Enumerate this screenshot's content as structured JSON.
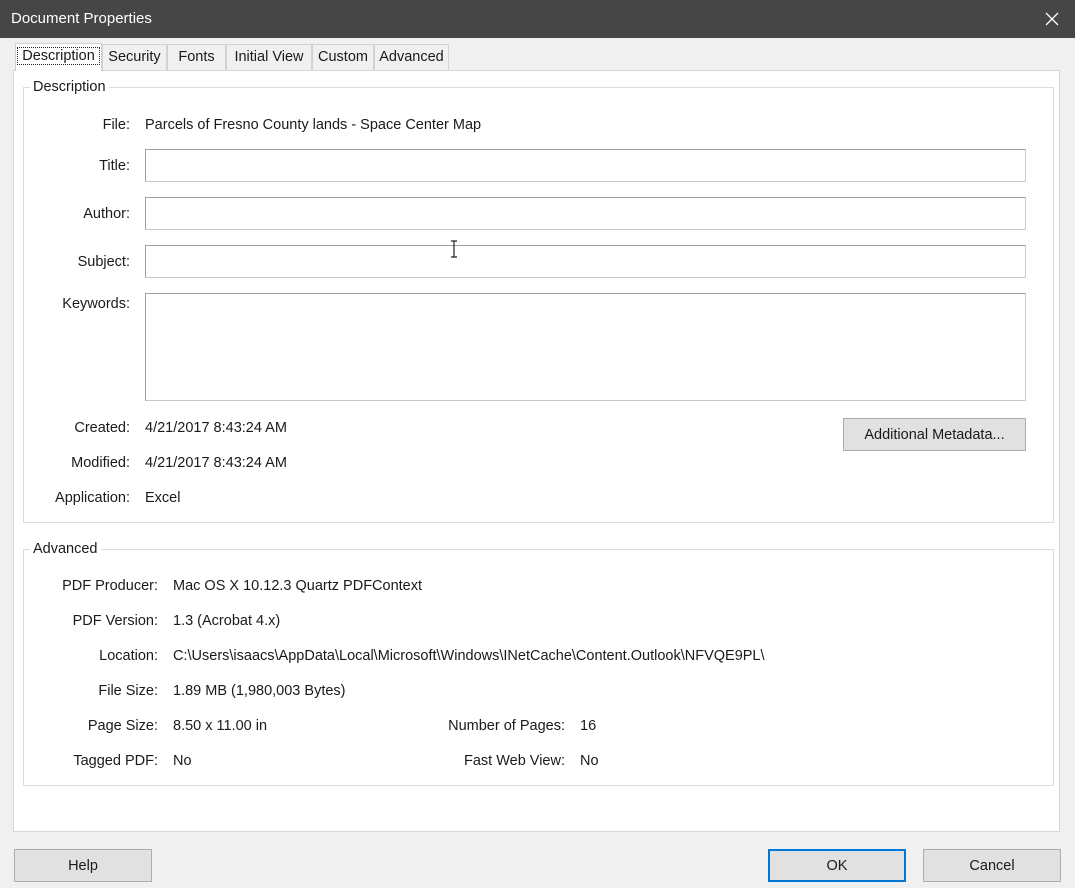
{
  "window": {
    "title": "Document Properties"
  },
  "tabs": [
    "Description",
    "Security",
    "Fonts",
    "Initial View",
    "Custom",
    "Advanced"
  ],
  "description": {
    "legend": "Description",
    "file_label": "File:",
    "file_value": "Parcels of Fresno County lands - Space Center Map",
    "title_label": "Title:",
    "title_value": "",
    "author_label": "Author:",
    "author_value": "",
    "subject_label": "Subject:",
    "subject_value": "",
    "keywords_label": "Keywords:",
    "keywords_value": "",
    "created_label": "Created:",
    "created_value": "4/21/2017 8:43:24 AM",
    "modified_label": "Modified:",
    "modified_value": "4/21/2017 8:43:24 AM",
    "application_label": "Application:",
    "application_value": "Excel",
    "metadata_button": "Additional Metadata..."
  },
  "advanced": {
    "legend": "Advanced",
    "producer_label": "PDF Producer:",
    "producer_value": "Mac OS X 10.12.3 Quartz PDFContext",
    "version_label": "PDF Version:",
    "version_value": "1.3 (Acrobat 4.x)",
    "location_label": "Location:",
    "location_value": "C:\\Users\\isaacs\\AppData\\Local\\Microsoft\\Windows\\INetCache\\Content.Outlook\\NFVQE9PL\\",
    "filesize_label": "File Size:",
    "filesize_value": "1.89 MB (1,980,003 Bytes)",
    "pagesize_label": "Page Size:",
    "pagesize_value": "8.50 x 11.00 in",
    "numpages_label": "Number of Pages:",
    "numpages_value": "16",
    "tagged_label": "Tagged PDF:",
    "tagged_value": "No",
    "fastweb_label": "Fast Web View:",
    "fastweb_value": "No"
  },
  "footer": {
    "help": "Help",
    "ok": "OK",
    "cancel": "Cancel"
  },
  "icons": {
    "close": "close-icon",
    "cursor": "text-cursor-icon"
  }
}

The exercise: Look through the data and gather every line with the string "View" in it.

Exercise result:
    "Initial View",
    "fastweb_label": "Fast Web View:",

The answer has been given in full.